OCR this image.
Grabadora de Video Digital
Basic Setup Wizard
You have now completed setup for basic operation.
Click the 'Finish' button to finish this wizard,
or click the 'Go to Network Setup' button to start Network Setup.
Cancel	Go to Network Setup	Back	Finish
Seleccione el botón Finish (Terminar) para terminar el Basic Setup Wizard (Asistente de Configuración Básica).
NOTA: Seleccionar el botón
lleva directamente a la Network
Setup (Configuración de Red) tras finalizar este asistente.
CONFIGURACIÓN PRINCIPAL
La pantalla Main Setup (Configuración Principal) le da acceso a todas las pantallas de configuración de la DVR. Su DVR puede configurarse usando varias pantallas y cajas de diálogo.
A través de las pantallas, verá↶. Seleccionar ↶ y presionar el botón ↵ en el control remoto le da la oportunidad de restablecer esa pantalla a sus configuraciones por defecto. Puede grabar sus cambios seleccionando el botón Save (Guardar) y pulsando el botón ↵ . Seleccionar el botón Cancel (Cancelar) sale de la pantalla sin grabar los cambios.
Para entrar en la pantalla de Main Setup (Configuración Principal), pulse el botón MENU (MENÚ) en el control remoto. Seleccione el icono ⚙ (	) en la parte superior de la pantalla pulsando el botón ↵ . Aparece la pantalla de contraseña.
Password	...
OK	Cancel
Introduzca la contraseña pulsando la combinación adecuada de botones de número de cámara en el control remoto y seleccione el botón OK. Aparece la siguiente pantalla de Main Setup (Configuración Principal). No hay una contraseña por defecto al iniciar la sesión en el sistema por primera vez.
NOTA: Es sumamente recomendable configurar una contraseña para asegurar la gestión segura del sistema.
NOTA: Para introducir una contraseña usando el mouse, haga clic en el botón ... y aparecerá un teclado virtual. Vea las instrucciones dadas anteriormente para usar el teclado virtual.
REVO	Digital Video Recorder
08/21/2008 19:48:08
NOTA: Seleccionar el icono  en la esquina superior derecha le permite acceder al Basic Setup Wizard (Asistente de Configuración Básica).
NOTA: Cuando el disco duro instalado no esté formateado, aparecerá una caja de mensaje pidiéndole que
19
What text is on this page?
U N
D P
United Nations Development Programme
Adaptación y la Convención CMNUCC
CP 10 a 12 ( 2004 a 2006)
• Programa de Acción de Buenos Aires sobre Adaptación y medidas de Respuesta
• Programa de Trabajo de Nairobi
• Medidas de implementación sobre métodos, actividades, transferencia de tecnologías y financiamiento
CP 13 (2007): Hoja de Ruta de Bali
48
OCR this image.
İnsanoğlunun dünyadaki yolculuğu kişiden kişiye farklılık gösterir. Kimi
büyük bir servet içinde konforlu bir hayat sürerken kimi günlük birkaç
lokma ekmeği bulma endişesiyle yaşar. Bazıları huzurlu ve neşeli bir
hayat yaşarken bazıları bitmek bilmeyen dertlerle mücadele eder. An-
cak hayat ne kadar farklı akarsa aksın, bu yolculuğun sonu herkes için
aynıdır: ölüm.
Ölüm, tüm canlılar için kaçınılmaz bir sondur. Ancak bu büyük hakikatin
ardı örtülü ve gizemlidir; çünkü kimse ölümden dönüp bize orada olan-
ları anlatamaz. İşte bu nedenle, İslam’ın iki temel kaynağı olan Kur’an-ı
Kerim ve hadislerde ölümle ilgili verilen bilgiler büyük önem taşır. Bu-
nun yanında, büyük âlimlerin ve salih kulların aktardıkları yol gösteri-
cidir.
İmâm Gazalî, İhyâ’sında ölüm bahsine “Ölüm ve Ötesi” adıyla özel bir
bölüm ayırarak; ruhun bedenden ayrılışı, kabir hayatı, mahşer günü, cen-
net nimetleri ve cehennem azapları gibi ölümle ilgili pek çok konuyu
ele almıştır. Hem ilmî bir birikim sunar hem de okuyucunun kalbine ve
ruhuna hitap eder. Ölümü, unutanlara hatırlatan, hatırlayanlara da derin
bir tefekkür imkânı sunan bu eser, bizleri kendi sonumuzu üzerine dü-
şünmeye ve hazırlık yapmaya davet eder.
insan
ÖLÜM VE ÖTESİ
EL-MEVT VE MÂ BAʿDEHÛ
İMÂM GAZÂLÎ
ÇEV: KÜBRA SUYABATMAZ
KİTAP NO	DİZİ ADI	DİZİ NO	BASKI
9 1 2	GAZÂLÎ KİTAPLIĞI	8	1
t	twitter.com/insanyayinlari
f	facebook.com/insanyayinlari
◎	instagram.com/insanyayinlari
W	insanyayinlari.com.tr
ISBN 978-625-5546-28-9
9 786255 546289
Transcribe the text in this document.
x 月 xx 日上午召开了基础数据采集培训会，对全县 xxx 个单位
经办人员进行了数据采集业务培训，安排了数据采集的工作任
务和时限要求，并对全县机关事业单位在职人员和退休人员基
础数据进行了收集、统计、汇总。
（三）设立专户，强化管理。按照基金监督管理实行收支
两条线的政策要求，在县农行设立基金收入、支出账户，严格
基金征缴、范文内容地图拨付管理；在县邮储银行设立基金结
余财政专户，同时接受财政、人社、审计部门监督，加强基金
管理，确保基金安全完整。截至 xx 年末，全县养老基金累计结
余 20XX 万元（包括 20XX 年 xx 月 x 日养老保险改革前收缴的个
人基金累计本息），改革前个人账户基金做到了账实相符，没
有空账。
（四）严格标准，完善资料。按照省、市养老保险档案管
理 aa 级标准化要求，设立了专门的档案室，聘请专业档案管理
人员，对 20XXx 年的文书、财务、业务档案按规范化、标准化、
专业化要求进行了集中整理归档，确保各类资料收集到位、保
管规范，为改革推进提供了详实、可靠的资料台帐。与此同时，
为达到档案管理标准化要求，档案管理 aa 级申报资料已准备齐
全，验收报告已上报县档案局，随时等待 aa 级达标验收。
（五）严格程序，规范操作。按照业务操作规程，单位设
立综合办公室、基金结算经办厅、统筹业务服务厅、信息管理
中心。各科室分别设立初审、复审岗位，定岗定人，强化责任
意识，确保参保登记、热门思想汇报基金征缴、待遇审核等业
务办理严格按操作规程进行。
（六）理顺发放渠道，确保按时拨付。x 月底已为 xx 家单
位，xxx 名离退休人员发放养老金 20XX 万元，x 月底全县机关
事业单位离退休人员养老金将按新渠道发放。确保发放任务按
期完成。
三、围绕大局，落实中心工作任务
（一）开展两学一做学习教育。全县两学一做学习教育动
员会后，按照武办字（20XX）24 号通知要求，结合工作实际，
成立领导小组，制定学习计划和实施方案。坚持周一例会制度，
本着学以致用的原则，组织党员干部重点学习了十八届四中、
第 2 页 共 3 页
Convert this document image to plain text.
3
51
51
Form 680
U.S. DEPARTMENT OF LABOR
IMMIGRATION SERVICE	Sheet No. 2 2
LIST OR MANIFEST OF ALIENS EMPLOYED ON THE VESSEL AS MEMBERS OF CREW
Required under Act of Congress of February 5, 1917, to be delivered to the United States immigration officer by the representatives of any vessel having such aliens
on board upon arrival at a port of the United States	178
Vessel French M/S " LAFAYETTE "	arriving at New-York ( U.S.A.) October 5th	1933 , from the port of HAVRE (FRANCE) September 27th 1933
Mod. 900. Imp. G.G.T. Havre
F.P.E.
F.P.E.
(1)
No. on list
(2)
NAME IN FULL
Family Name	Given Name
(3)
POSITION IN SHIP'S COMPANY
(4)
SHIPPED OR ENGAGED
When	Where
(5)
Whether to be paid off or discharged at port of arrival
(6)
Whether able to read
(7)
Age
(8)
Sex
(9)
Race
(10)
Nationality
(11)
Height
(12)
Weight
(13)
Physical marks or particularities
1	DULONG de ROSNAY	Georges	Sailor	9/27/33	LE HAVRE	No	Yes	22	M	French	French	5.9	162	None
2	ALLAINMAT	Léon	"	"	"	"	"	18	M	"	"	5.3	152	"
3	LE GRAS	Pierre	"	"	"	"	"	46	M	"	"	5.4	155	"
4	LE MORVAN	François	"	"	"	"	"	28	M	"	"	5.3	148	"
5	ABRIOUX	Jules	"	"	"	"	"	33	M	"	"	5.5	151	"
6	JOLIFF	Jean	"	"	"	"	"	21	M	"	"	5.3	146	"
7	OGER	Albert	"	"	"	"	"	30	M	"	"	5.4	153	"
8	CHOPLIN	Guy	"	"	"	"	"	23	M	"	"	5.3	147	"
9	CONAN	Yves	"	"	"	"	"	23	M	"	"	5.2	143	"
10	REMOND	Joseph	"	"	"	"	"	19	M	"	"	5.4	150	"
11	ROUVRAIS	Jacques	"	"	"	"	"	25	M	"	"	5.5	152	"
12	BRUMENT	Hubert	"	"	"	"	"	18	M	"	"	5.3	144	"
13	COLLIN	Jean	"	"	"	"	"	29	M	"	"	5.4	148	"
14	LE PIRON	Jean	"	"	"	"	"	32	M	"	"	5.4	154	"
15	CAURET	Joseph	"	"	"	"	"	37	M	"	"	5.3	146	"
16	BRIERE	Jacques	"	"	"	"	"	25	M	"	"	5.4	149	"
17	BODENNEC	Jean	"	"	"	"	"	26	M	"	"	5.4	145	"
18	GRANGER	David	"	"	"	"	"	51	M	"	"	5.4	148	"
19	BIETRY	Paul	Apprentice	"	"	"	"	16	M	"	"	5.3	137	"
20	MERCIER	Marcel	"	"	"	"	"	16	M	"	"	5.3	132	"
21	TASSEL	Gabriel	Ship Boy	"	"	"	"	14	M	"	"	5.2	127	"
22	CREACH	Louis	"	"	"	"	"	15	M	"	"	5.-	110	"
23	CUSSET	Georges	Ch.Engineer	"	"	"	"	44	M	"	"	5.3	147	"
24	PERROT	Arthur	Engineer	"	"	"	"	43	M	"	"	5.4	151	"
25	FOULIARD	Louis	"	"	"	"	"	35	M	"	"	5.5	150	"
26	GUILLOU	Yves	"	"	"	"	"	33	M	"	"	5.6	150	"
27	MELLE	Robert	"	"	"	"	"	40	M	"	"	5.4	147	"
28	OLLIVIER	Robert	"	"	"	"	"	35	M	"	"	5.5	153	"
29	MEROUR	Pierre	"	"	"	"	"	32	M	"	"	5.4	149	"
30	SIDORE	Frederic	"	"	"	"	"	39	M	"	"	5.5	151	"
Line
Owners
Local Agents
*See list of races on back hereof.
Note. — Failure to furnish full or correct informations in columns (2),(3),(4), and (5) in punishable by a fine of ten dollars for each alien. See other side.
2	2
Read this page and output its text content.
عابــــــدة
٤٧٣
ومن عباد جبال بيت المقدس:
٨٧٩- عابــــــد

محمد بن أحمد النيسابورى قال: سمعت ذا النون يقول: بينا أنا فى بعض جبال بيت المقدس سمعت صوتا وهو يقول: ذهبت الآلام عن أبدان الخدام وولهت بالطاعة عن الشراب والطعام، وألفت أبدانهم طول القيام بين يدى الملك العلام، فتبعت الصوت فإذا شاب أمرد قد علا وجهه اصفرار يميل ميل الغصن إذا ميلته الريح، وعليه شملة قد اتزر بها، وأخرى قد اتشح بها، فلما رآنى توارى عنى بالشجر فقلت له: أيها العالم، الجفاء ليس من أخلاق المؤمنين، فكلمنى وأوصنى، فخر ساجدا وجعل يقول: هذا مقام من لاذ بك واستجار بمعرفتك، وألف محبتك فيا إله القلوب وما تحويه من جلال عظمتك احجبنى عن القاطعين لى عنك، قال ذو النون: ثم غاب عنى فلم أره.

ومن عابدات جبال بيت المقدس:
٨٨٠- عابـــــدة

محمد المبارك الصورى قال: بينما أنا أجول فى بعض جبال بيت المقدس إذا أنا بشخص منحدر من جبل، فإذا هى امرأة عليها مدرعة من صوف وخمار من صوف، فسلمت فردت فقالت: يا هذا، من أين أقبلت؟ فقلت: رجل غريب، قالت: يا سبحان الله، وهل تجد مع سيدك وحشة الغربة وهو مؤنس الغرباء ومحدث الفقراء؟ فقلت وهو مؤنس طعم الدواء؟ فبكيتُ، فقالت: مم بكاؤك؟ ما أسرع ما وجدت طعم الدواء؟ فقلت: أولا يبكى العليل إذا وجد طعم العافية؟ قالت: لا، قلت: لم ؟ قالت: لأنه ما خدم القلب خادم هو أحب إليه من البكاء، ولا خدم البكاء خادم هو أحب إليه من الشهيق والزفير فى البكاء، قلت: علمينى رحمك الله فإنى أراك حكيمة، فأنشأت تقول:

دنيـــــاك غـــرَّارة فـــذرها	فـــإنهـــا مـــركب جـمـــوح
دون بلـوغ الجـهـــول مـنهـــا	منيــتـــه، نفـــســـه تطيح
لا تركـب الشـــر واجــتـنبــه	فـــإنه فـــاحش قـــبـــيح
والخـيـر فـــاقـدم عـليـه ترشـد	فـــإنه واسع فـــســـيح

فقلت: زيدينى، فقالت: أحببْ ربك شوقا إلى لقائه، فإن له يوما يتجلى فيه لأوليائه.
▬▬▬▬▬▬
**YOUR INSTRUCTIONS:** From the data above, copy each line that holds "Finish".

**ANSWER TO THE TASK:**
Click the 'Finish' button to finish this wizard,
Cancel	Go to Network Setup	Back	Finish
Seleccione el botón Finish (Terminar) para terminar el Basic Setup Wizard (Asistente de Configuración Básica).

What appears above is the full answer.